▶
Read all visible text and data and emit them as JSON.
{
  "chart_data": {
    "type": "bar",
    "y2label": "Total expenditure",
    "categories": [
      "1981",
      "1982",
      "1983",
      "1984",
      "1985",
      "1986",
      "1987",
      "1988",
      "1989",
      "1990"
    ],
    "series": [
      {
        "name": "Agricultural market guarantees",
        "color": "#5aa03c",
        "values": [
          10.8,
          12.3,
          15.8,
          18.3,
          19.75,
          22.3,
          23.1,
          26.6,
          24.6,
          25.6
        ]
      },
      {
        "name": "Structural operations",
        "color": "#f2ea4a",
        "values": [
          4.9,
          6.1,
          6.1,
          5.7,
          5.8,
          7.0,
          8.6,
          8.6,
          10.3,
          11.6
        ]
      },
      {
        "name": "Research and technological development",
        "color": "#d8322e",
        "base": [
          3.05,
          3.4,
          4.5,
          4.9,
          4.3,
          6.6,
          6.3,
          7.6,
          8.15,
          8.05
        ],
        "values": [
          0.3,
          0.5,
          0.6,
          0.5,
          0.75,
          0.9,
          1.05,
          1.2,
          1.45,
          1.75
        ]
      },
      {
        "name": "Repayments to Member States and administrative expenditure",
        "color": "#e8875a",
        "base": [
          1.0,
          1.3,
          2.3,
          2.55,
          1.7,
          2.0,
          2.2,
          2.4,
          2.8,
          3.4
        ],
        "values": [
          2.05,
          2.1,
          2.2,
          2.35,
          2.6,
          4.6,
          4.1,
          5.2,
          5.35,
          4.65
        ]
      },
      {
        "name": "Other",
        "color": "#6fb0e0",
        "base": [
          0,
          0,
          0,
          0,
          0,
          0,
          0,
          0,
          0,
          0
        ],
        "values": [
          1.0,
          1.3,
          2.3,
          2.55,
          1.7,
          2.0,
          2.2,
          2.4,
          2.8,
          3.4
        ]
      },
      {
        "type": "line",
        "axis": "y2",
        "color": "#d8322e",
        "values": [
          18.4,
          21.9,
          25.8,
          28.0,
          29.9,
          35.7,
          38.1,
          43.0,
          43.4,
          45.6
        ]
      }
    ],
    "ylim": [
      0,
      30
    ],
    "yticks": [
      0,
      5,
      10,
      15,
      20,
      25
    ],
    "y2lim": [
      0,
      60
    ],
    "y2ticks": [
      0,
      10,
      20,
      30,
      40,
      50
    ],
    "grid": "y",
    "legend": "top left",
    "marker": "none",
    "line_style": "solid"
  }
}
◀
▶ **REQUEST**:
Every entry above needs to be quoted exactly.

▶ **RESULT OF THIS TASK**:
Read all visible text and data and emit them as JSON.
{
  "chart_data": {
    "type": "bar",
    "y2label": "Total expenditure",
    "categories": [
      "1981",
      "1982",
      "1983",
      "1984",
      "1985",
      "1986",
      "1987",
      "1988",
      "1989",
      "1990"
    ],
    "series": [
      {
        "name": "Agricultural market guarantees",
        "color": "#5aa03c",
        "values": [
          10.8,
          12.3,
          15.8,
          18.3,
          19.75,
          22.3,
          23.1,
          26.6,
          24.6,
          25.6
        ]
      },
      {
        "name": "Structural operations",
        "color": "#f2ea4a",
        "values": [
          4.9,
          6.1,
          6.1,
          5.7,
          5.8,
          7.0,
          8.6,
          8.6,
          10.3,
          11.6
        ]
      },
      {
        "name": "Research and technological development",
        "color": "#d8322e",
        "base": [
          3.05,
          3.4,
          4.5,
          4.9,
          4.3,
          6.6,
          6.3,
          7.6,
          8.15,
          8.05
        ],
        "values": [
          0.3,
          0.5,
          0.6,
          0.5,
          0.75,
          0.9,
          1.05,
          1.2,
          1.45,
          1.75
        ]
      },
      {
        "name": "Repayments to Member States and administrative expenditure",
        "color": "#e8875a",
        "base": [
          1.0,
          1.3,
          2.3,
          2.55,
          1.7,
          2.0,
          2.2,
          2.4,
          2.8,
          3.4
        ],
        "values": [
          2.05,
          2.1,
          2.2,
          2.35,
          2.6,
          4.6,
          4.1,
          5.2,
          5.35,
          4.65
        ]
      },
      {
        "name": "Other",
        "color": "#6fb0e0",
        "base": [
          0,
          0,
          0,
          0,
          0,
          0,
          0,
          0,
          0,
          0
        ],
        "values": [
          1.0,
          1.3,
          2.3,
          2.55,
          1.7,
          2.0,
          2.2,
          2.4,
          2.8,
          3.4
        ]
      },
      {
        "type": "line",
        "axis": "y2",
        "color": "#d8322e",
        "values": [
          18.4,
          21.9,
          25.8,
          28.0,
          29.9,
          35.7,
          38.1,
          43.0,
          43.4,
          45.6
        ]
      }
    ],
    "ylim": [
      0,
      30
    ],
    "yticks": [
      0,
      5,
      10,
      15,
      20,
      25
    ],
    "y2lim": [
      0,
      60
    ],
    "y2ticks": [
      0,
      10,
      20,
      30,
      40,
      50
    ],
    "grid": "y",
    "legend": "top left",
    "marker": "none",
    "line_style": "solid"
  }
}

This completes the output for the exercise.